### Entries with figure data
+++

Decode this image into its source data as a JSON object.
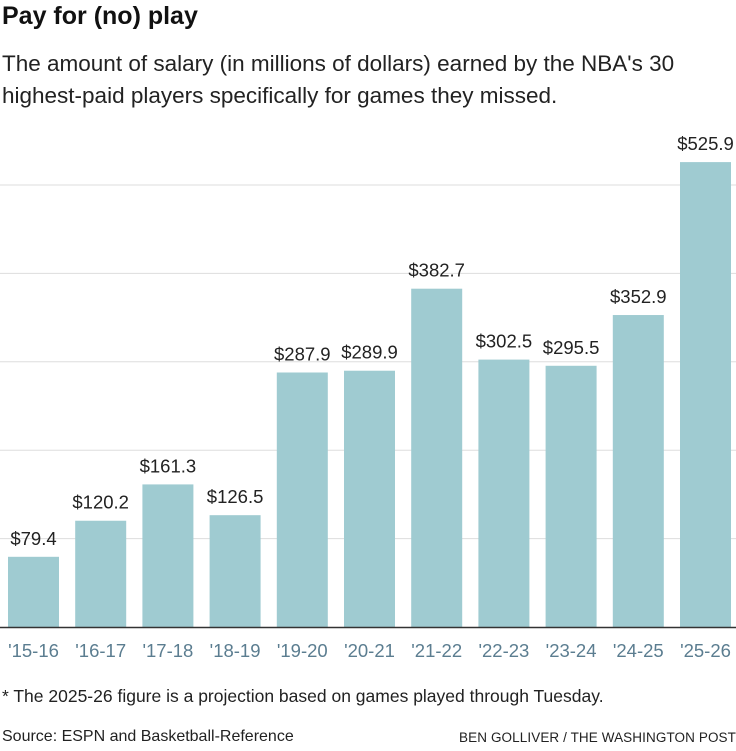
{
  "title": "Pay for (no) play",
  "subtitle": "The amount of salary (in millions of dollars) earned by the NBA's 30 highest-paid players specifically for games they missed.",
  "note": "* The 2025-26 figure is a projection based on games played through Tuesday.",
  "source": "Source: ESPN and Basketball-Reference",
  "credit": "BEN GOLLIVER / THE WASHINGTON POST",
  "colors": {
    "bar": "#9fcbd1",
    "tick_label": "#5b7d90",
    "grid": "#dddddd",
    "baseline": "#333333"
  },
  "chart_data": {
    "type": "bar",
    "categories": [
      "'15-16",
      "'16-17",
      "'17-18",
      "'18-19",
      "'19-20",
      "'20-21",
      "'21-22",
      "'22-23",
      "'23-24",
      "'24-25",
      "'25-26"
    ],
    "values": [
      79.4,
      120.2,
      161.3,
      126.5,
      287.9,
      289.9,
      382.7,
      302.5,
      295.5,
      352.9,
      525.9
    ],
    "data_labels": [
      "$79.4",
      "$120.2",
      "$161.3",
      "$126.5",
      "$287.9",
      "$289.9",
      "$382.7",
      "$302.5",
      "$295.5",
      "$352.9",
      "$525.9"
    ],
    "ylim": [
      0,
      530
    ],
    "gridlines": [
      100,
      200,
      300,
      400,
      500
    ],
    "grid": true,
    "xlabel": "",
    "ylabel": ""
  }
}
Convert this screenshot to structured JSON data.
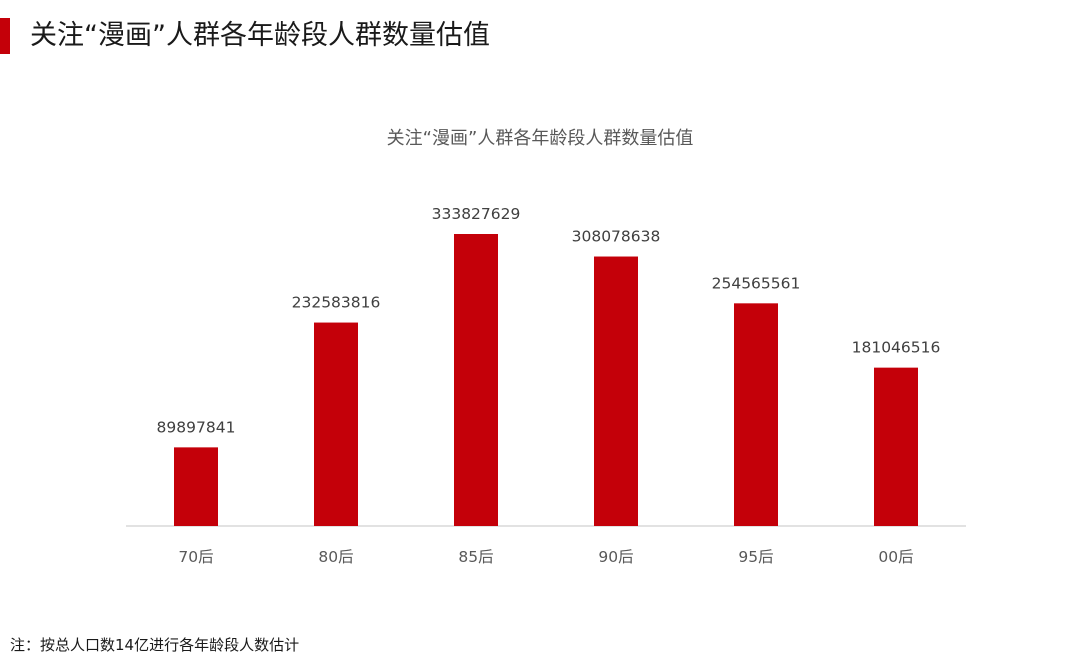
{
  "page": {
    "title": "关注“漫画”人群各年龄段人群数量估值",
    "accent_color": "#c40009"
  },
  "chart_data": {
    "type": "bar",
    "title": "关注“漫画”人群各年龄段人群数量估值",
    "xlabel": "",
    "ylabel": "",
    "categories": [
      "70后",
      "80后",
      "85后",
      "90后",
      "95后",
      "00后"
    ],
    "values": [
      89897841,
      232583816,
      333827629,
      308078638,
      254565561,
      181046516
    ],
    "ylim": [
      0,
      333827629
    ],
    "grid": false,
    "legend": "none",
    "bar_color": "#c40009",
    "data_labels": true
  },
  "footnote": "注：按总人口数14亿进行各年龄段人数估计"
}
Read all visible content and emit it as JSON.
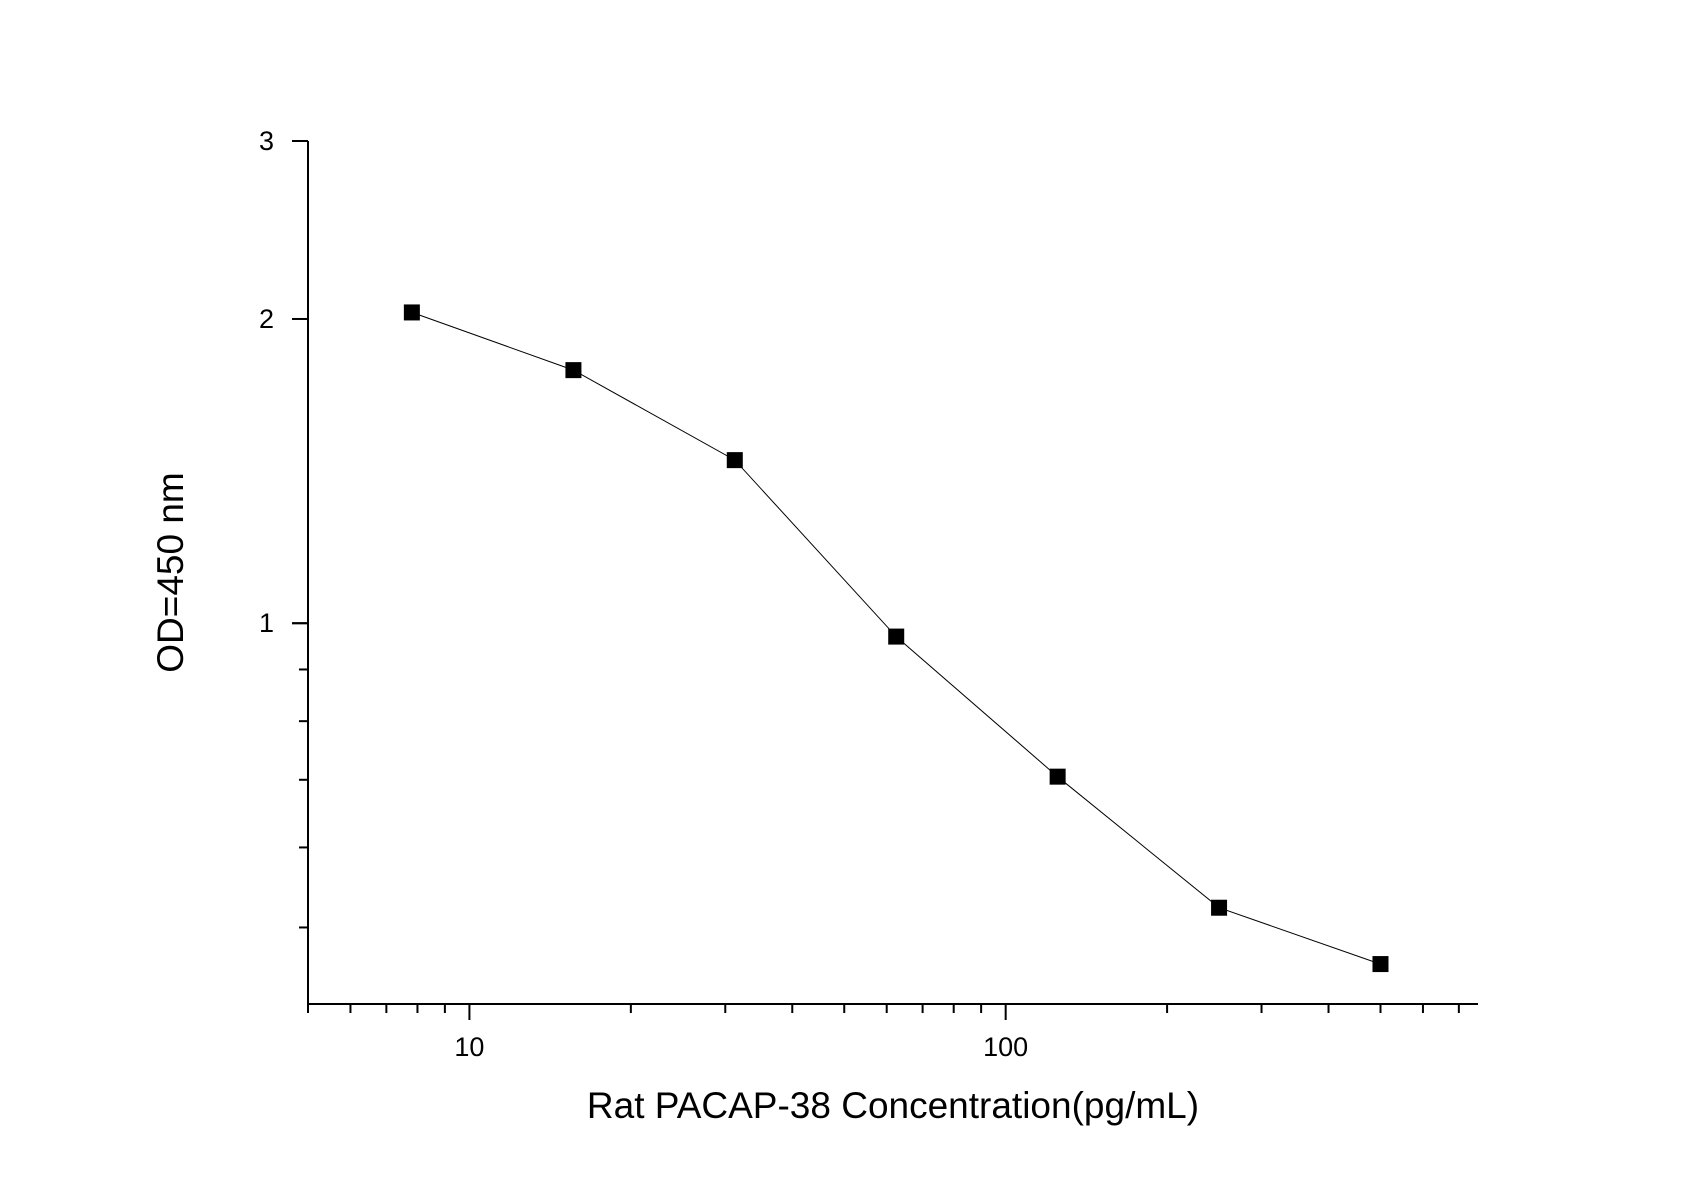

+++

### Task description
Copy all lines from the material that contain "source".

### Complete output
Decode this image into its source data as a JSON object.
  "source": "Source: ESPN and Basketball-Reference",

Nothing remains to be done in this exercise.